Listings of boxed layout elements:
/---
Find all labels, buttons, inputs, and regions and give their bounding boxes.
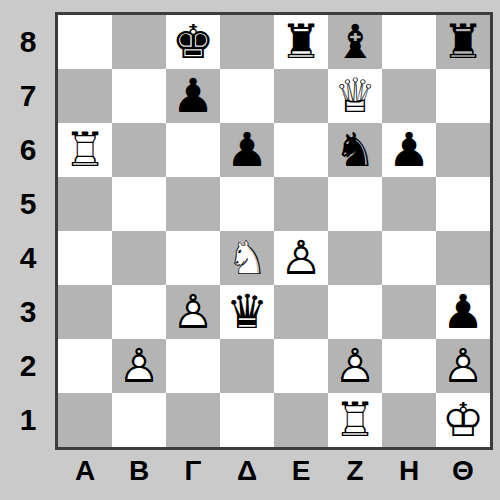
rank-label-1: 1 xyxy=(8,393,48,447)
square-a4[interactable] xyxy=(58,231,112,285)
chess-board: ♚♜♝♜♟♛♕♜♖♟♞♟♞♘♟♙♟♙♛♟♟♙♟♙♟♙♜♖♚♔ xyxy=(55,12,493,450)
square-e3[interactable] xyxy=(274,285,328,339)
white-piece-outline: ♔ xyxy=(436,393,490,447)
square-g8[interactable] xyxy=(382,15,436,69)
white-piece-outline: ♖ xyxy=(58,123,112,177)
square-f7[interactable]: ♛♕ xyxy=(328,69,382,123)
square-c2[interactable] xyxy=(166,339,220,393)
square-b8[interactable] xyxy=(112,15,166,69)
square-b7[interactable] xyxy=(112,69,166,123)
square-a2[interactable] xyxy=(58,339,112,393)
white-piece-outline: ♙ xyxy=(274,231,328,285)
square-g7[interactable] xyxy=(382,69,436,123)
square-g3[interactable] xyxy=(382,285,436,339)
white-piece-outline: ♙ xyxy=(328,339,382,393)
rank-label-6: 6 xyxy=(8,123,48,177)
square-h3[interactable]: ♟ xyxy=(436,285,490,339)
file-label-g: Η xyxy=(382,451,436,491)
rank-label-4: 4 xyxy=(8,231,48,285)
black-queen-d3[interactable]: ♛ xyxy=(220,285,274,339)
square-g5[interactable] xyxy=(382,177,436,231)
square-e1[interactable] xyxy=(274,393,328,447)
file-labels: ΑΒΓΔΕΖΗΘ xyxy=(58,451,490,491)
file-label-a: Α xyxy=(58,451,112,491)
file-label-e: Ε xyxy=(274,451,328,491)
square-c1[interactable] xyxy=(166,393,220,447)
square-f5[interactable] xyxy=(328,177,382,231)
square-c4[interactable] xyxy=(166,231,220,285)
square-d1[interactable] xyxy=(220,393,274,447)
black-rook-e8[interactable]: ♜ xyxy=(274,15,328,69)
white-pawn-e4[interactable]: ♟♙ xyxy=(274,231,328,285)
square-h7[interactable] xyxy=(436,69,490,123)
file-label-f: Ζ xyxy=(328,451,382,491)
white-knight-d4[interactable]: ♞♘ xyxy=(220,231,274,285)
white-queen-f7[interactable]: ♛♕ xyxy=(328,69,382,123)
white-piece-outline: ♕ xyxy=(328,69,382,123)
file-label-d: Δ xyxy=(220,451,274,491)
square-b3[interactable] xyxy=(112,285,166,339)
square-e7[interactable] xyxy=(274,69,328,123)
square-h2[interactable]: ♟♙ xyxy=(436,339,490,393)
rank-label-2: 2 xyxy=(8,339,48,393)
square-d3[interactable]: ♛ xyxy=(220,285,274,339)
black-pawn-g6[interactable]: ♟ xyxy=(382,123,436,177)
square-h4[interactable] xyxy=(436,231,490,285)
white-pawn-f2[interactable]: ♟♙ xyxy=(328,339,382,393)
white-piece-outline: ♖ xyxy=(328,393,382,447)
square-d6[interactable]: ♟ xyxy=(220,123,274,177)
square-a6[interactable]: ♜♖ xyxy=(58,123,112,177)
square-f3[interactable] xyxy=(328,285,382,339)
square-b5[interactable] xyxy=(112,177,166,231)
square-a1[interactable] xyxy=(58,393,112,447)
square-c6[interactable] xyxy=(166,123,220,177)
square-a3[interactable] xyxy=(58,285,112,339)
white-piece-outline: ♙ xyxy=(166,285,220,339)
square-f1[interactable]: ♜♖ xyxy=(328,393,382,447)
white-piece-outline: ♘ xyxy=(220,231,274,285)
square-c7[interactable]: ♟ xyxy=(166,69,220,123)
square-b1[interactable] xyxy=(112,393,166,447)
white-rook-f1[interactable]: ♜♖ xyxy=(328,393,382,447)
black-knight-f6[interactable]: ♞ xyxy=(328,123,382,177)
chess-diagram: 87654321 ♚♜♝♜♟♛♕♜♖♟♞♟♞♘♟♙♟♙♛♟♟♙♟♙♟♙♜♖♚♔ … xyxy=(0,0,500,500)
square-c3[interactable]: ♟♙ xyxy=(166,285,220,339)
square-e2[interactable] xyxy=(274,339,328,393)
square-e4[interactable]: ♟♙ xyxy=(274,231,328,285)
square-e6[interactable] xyxy=(274,123,328,177)
square-c5[interactable] xyxy=(166,177,220,231)
white-pawn-c3[interactable]: ♟♙ xyxy=(166,285,220,339)
black-king-c8[interactable]: ♚ xyxy=(166,15,220,69)
square-e5[interactable] xyxy=(274,177,328,231)
white-piece-outline: ♙ xyxy=(112,339,166,393)
square-a5[interactable] xyxy=(58,177,112,231)
square-h8[interactable]: ♜ xyxy=(436,15,490,69)
rank-label-5: 5 xyxy=(8,177,48,231)
square-f8[interactable]: ♝ xyxy=(328,15,382,69)
square-a7[interactable] xyxy=(58,69,112,123)
black-pawn-h3[interactable]: ♟ xyxy=(436,285,490,339)
square-f2[interactable]: ♟♙ xyxy=(328,339,382,393)
square-h1[interactable]: ♚♔ xyxy=(436,393,490,447)
black-bishop-f8[interactable]: ♝ xyxy=(328,15,382,69)
black-pawn-c7[interactable]: ♟ xyxy=(166,69,220,123)
rank-labels: 87654321 xyxy=(8,15,48,447)
square-a8[interactable] xyxy=(58,15,112,69)
square-d4[interactable]: ♞♘ xyxy=(220,231,274,285)
square-g2[interactable] xyxy=(382,339,436,393)
square-g4[interactable] xyxy=(382,231,436,285)
file-label-h: Θ xyxy=(436,451,490,491)
square-h5[interactable] xyxy=(436,177,490,231)
square-d8[interactable] xyxy=(220,15,274,69)
black-rook-h8[interactable]: ♜ xyxy=(436,15,490,69)
square-d7[interactable] xyxy=(220,69,274,123)
square-f6[interactable]: ♞ xyxy=(328,123,382,177)
square-f4[interactable] xyxy=(328,231,382,285)
white-rook-a6[interactable]: ♜♖ xyxy=(58,123,112,177)
square-d5[interactable] xyxy=(220,177,274,231)
square-g6[interactable]: ♟ xyxy=(382,123,436,177)
square-d2[interactable] xyxy=(220,339,274,393)
square-b2[interactable]: ♟♙ xyxy=(112,339,166,393)
black-pawn-d6[interactable]: ♟ xyxy=(220,123,274,177)
rank-label-3: 3 xyxy=(8,285,48,339)
rank-label-8: 8 xyxy=(8,15,48,69)
white-piece-outline: ♙ xyxy=(436,339,490,393)
square-c8[interactable]: ♚ xyxy=(166,15,220,69)
white-pawn-h2[interactable]: ♟♙ xyxy=(436,339,490,393)
white-pawn-b2[interactable]: ♟♙ xyxy=(112,339,166,393)
square-h6[interactable] xyxy=(436,123,490,177)
rank-label-7: 7 xyxy=(8,69,48,123)
square-e8[interactable]: ♜ xyxy=(274,15,328,69)
file-label-c: Γ xyxy=(166,451,220,491)
square-b4[interactable] xyxy=(112,231,166,285)
square-b6[interactable] xyxy=(112,123,166,177)
white-king-h1[interactable]: ♚♔ xyxy=(436,393,490,447)
file-label-b: Β xyxy=(112,451,166,491)
square-g1[interactable] xyxy=(382,393,436,447)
\---
[EXERCISE BRIEF]
Rename every "white-piece-outline" to "white-piece-contour" throughout the material and reproduce everything else unchanged. Leave the pictures out of the output.

[TASK SOLUTION]
Find all labels, buttons, inputs, and regions and give their bounding boxes.
rank-label-1: 1 xyxy=(8,393,48,447)
square-a4[interactable] xyxy=(58,231,112,285)
chess-board: ♚♜♝♜♟♛♕♜♖♟♞♟♞♘♟♙♟♙♛♟♟♙♟♙♟♙♜♖♚♔ xyxy=(55,12,493,450)
square-e3[interactable] xyxy=(274,285,328,339)
white-piece-contour: ♔ xyxy=(436,393,490,447)
square-g8[interactable] xyxy=(382,15,436,69)
white-piece-contour: ♖ xyxy=(58,123,112,177)
square-f7[interactable]: ♛♕ xyxy=(328,69,382,123)
square-c2[interactable] xyxy=(166,339,220,393)
square-b8[interactable] xyxy=(112,15,166,69)
square-b7[interactable] xyxy=(112,69,166,123)
square-a2[interactable] xyxy=(58,339,112,393)
white-piece-contour: ♙ xyxy=(274,231,328,285)
square-g7[interactable] xyxy=(382,69,436,123)
square-g3[interactable] xyxy=(382,285,436,339)
white-piece-contour: ♙ xyxy=(328,339,382,393)
rank-label-6: 6 xyxy=(8,123,48,177)
square-h3[interactable]: ♟ xyxy=(436,285,490,339)
file-label-g: Η xyxy=(382,451,436,491)
rank-label-4: 4 xyxy=(8,231,48,285)
black-queen-d3[interactable]: ♛ xyxy=(220,285,274,339)
square-g5[interactable] xyxy=(382,177,436,231)
square-e1[interactable] xyxy=(274,393,328,447)
file-labels: ΑΒΓΔΕΖΗΘ xyxy=(58,451,490,491)
file-label-a: Α xyxy=(58,451,112,491)
file-label-e: Ε xyxy=(274,451,328,491)
square-c1[interactable] xyxy=(166,393,220,447)
square-f5[interactable] xyxy=(328,177,382,231)
square-c4[interactable] xyxy=(166,231,220,285)
square-d1[interactable] xyxy=(220,393,274,447)
black-rook-e8[interactable]: ♜ xyxy=(274,15,328,69)
white-pawn-e4[interactable]: ♟♙ xyxy=(274,231,328,285)
square-h7[interactable] xyxy=(436,69,490,123)
file-label-f: Ζ xyxy=(328,451,382,491)
white-knight-d4[interactable]: ♞♘ xyxy=(220,231,274,285)
white-queen-f7[interactable]: ♛♕ xyxy=(328,69,382,123)
white-piece-contour: ♕ xyxy=(328,69,382,123)
file-label-d: Δ xyxy=(220,451,274,491)
square-b3[interactable] xyxy=(112,285,166,339)
square-e7[interactable] xyxy=(274,69,328,123)
square-h2[interactable]: ♟♙ xyxy=(436,339,490,393)
rank-label-2: 2 xyxy=(8,339,48,393)
square-d3[interactable]: ♛ xyxy=(220,285,274,339)
black-pawn-g6[interactable]: ♟ xyxy=(382,123,436,177)
square-h4[interactable] xyxy=(436,231,490,285)
white-pawn-f2[interactable]: ♟♙ xyxy=(328,339,382,393)
white-piece-contour: ♖ xyxy=(328,393,382,447)
square-d6[interactable]: ♟ xyxy=(220,123,274,177)
square-a6[interactable]: ♜♖ xyxy=(58,123,112,177)
square-f3[interactable] xyxy=(328,285,382,339)
square-b5[interactable] xyxy=(112,177,166,231)
square-a1[interactable] xyxy=(58,393,112,447)
square-c6[interactable] xyxy=(166,123,220,177)
square-a3[interactable] xyxy=(58,285,112,339)
white-piece-contour: ♙ xyxy=(166,285,220,339)
square-f1[interactable]: ♜♖ xyxy=(328,393,382,447)
white-piece-contour: ♘ xyxy=(220,231,274,285)
square-c7[interactable]: ♟ xyxy=(166,69,220,123)
square-b1[interactable] xyxy=(112,393,166,447)
white-rook-f1[interactable]: ♜♖ xyxy=(328,393,382,447)
black-knight-f6[interactable]: ♞ xyxy=(328,123,382,177)
chess-diagram: 87654321 ♚♜♝♜♟♛♕♜♖♟♞♟♞♘♟♙♟♙♛♟♟♙♟♙♟♙♜♖♚♔ … xyxy=(0,0,500,500)
square-c3[interactable]: ♟♙ xyxy=(166,285,220,339)
square-e2[interactable] xyxy=(274,339,328,393)
square-e4[interactable]: ♟♙ xyxy=(274,231,328,285)
square-e6[interactable] xyxy=(274,123,328,177)
square-c5[interactable] xyxy=(166,177,220,231)
white-pawn-c3[interactable]: ♟♙ xyxy=(166,285,220,339)
black-king-c8[interactable]: ♚ xyxy=(166,15,220,69)
square-e5[interactable] xyxy=(274,177,328,231)
white-piece-contour: ♙ xyxy=(112,339,166,393)
square-a5[interactable] xyxy=(58,177,112,231)
square-h8[interactable]: ♜ xyxy=(436,15,490,69)
rank-label-5: 5 xyxy=(8,177,48,231)
square-f8[interactable]: ♝ xyxy=(328,15,382,69)
square-a7[interactable] xyxy=(58,69,112,123)
black-pawn-h3[interactable]: ♟ xyxy=(436,285,490,339)
square-f2[interactable]: ♟♙ xyxy=(328,339,382,393)
square-h1[interactable]: ♚♔ xyxy=(436,393,490,447)
black-bishop-f8[interactable]: ♝ xyxy=(328,15,382,69)
black-pawn-c7[interactable]: ♟ xyxy=(166,69,220,123)
rank-labels: 87654321 xyxy=(8,15,48,447)
square-a8[interactable] xyxy=(58,15,112,69)
square-d4[interactable]: ♞♘ xyxy=(220,231,274,285)
square-g2[interactable] xyxy=(382,339,436,393)
square-g4[interactable] xyxy=(382,231,436,285)
file-label-h: Θ xyxy=(436,451,490,491)
square-h5[interactable] xyxy=(436,177,490,231)
square-d8[interactable] xyxy=(220,15,274,69)
black-rook-h8[interactable]: ♜ xyxy=(436,15,490,69)
square-d7[interactable] xyxy=(220,69,274,123)
square-f6[interactable]: ♞ xyxy=(328,123,382,177)
square-f4[interactable] xyxy=(328,231,382,285)
white-rook-a6[interactable]: ♜♖ xyxy=(58,123,112,177)
square-d5[interactable] xyxy=(220,177,274,231)
square-g6[interactable]: ♟ xyxy=(382,123,436,177)
square-d2[interactable] xyxy=(220,339,274,393)
square-b2[interactable]: ♟♙ xyxy=(112,339,166,393)
black-pawn-d6[interactable]: ♟ xyxy=(220,123,274,177)
rank-label-3: 3 xyxy=(8,285,48,339)
rank-label-8: 8 xyxy=(8,15,48,69)
white-piece-contour: ♙ xyxy=(436,339,490,393)
square-c8[interactable]: ♚ xyxy=(166,15,220,69)
white-pawn-h2[interactable]: ♟♙ xyxy=(436,339,490,393)
white-pawn-b2[interactable]: ♟♙ xyxy=(112,339,166,393)
square-h6[interactable] xyxy=(436,123,490,177)
rank-label-7: 7 xyxy=(8,69,48,123)
square-e8[interactable]: ♜ xyxy=(274,15,328,69)
file-label-c: Γ xyxy=(166,451,220,491)
square-b4[interactable] xyxy=(112,231,166,285)
square-b6[interactable] xyxy=(112,123,166,177)
white-king-h1[interactable]: ♚♔ xyxy=(436,393,490,447)
file-label-b: Β xyxy=(112,451,166,491)
square-g1[interactable] xyxy=(382,393,436,447)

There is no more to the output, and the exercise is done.